DATA RECORDS ->
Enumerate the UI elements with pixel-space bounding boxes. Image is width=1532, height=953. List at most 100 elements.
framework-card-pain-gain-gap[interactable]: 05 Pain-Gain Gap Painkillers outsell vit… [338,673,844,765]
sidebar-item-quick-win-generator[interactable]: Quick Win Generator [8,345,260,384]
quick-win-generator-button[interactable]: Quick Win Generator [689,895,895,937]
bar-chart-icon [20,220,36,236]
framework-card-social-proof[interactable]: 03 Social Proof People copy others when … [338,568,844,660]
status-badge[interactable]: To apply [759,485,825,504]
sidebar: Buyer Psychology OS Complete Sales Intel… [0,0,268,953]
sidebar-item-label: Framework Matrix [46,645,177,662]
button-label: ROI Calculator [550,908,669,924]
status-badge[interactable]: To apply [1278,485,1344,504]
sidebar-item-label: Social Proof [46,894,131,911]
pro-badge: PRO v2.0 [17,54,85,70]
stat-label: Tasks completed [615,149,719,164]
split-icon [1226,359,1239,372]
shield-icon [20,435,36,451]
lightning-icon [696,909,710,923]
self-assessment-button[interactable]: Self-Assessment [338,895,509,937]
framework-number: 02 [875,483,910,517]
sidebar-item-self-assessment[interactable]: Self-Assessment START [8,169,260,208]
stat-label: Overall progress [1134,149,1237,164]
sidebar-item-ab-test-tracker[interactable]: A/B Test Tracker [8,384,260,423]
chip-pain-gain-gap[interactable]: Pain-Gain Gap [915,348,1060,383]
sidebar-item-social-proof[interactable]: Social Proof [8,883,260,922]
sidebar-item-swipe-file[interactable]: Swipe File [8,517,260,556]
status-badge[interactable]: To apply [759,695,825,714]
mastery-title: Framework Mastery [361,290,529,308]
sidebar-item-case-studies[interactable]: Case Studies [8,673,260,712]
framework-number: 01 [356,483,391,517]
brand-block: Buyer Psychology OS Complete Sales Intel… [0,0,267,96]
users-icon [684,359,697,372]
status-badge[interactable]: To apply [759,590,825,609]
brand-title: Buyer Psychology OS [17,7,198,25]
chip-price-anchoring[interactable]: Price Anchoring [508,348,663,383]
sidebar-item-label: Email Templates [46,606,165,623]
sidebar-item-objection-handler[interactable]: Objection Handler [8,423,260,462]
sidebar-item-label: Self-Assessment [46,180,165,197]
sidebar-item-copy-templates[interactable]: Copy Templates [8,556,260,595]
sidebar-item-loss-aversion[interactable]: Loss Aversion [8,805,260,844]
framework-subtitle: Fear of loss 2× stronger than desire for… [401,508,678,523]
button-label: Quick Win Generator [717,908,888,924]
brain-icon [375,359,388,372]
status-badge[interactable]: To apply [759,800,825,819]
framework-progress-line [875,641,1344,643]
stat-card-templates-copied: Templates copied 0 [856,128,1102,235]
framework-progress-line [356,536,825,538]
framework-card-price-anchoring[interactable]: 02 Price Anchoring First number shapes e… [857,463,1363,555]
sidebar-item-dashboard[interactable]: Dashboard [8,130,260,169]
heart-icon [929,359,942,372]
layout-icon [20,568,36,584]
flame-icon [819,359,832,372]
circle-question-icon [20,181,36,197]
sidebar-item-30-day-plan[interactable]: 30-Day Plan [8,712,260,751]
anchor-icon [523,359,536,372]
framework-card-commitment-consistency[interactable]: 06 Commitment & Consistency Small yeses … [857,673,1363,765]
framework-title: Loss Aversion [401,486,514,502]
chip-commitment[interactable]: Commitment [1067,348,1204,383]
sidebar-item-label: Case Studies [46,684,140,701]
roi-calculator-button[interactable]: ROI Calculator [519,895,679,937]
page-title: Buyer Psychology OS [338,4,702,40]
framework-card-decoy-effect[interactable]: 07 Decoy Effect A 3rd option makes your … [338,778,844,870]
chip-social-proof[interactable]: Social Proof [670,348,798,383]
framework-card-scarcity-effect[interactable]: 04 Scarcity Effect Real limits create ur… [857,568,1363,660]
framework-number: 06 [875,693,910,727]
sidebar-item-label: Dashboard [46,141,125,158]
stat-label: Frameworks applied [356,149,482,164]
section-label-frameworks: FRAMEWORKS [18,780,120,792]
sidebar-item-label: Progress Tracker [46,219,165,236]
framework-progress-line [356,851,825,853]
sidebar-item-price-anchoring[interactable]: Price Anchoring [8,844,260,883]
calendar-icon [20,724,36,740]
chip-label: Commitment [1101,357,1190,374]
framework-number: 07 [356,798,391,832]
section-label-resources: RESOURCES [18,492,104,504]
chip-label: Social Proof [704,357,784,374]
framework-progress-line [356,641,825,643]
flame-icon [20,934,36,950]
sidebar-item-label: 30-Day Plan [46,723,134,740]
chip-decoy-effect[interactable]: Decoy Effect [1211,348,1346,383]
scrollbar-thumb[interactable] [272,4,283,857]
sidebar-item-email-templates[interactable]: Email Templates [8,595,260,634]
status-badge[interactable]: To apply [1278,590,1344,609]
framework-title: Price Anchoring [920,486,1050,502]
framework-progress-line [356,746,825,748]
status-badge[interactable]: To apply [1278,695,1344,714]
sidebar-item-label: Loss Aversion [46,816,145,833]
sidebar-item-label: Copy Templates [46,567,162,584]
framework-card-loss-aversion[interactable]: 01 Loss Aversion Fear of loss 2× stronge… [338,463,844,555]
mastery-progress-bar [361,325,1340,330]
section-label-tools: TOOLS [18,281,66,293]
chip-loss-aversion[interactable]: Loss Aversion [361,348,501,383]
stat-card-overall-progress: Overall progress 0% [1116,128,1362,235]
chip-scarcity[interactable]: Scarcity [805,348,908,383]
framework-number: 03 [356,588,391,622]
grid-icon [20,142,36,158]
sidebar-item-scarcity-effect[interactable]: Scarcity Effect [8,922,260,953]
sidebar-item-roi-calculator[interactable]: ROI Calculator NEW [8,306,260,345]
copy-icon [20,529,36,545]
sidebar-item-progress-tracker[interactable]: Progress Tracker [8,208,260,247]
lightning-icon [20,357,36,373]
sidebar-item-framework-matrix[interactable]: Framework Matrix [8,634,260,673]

EXERCISE GOAL ->
Reproduce the listing verbatim from its first line down to and including the line that contains "sidebar-item-quick-win-generator[interactable]: Quick Win".

TASK SOLUTION ->
Enumerate the UI elements with pixel-space bounding boxes. Image is width=1532, height=953. List at most 100 elements.
framework-card-pain-gain-gap[interactable]: 05 Pain-Gain Gap Painkillers outsell vit… [338,673,844,765]
sidebar-item-quick-win-generator[interactable]: Quick Win Generator [8,345,260,384]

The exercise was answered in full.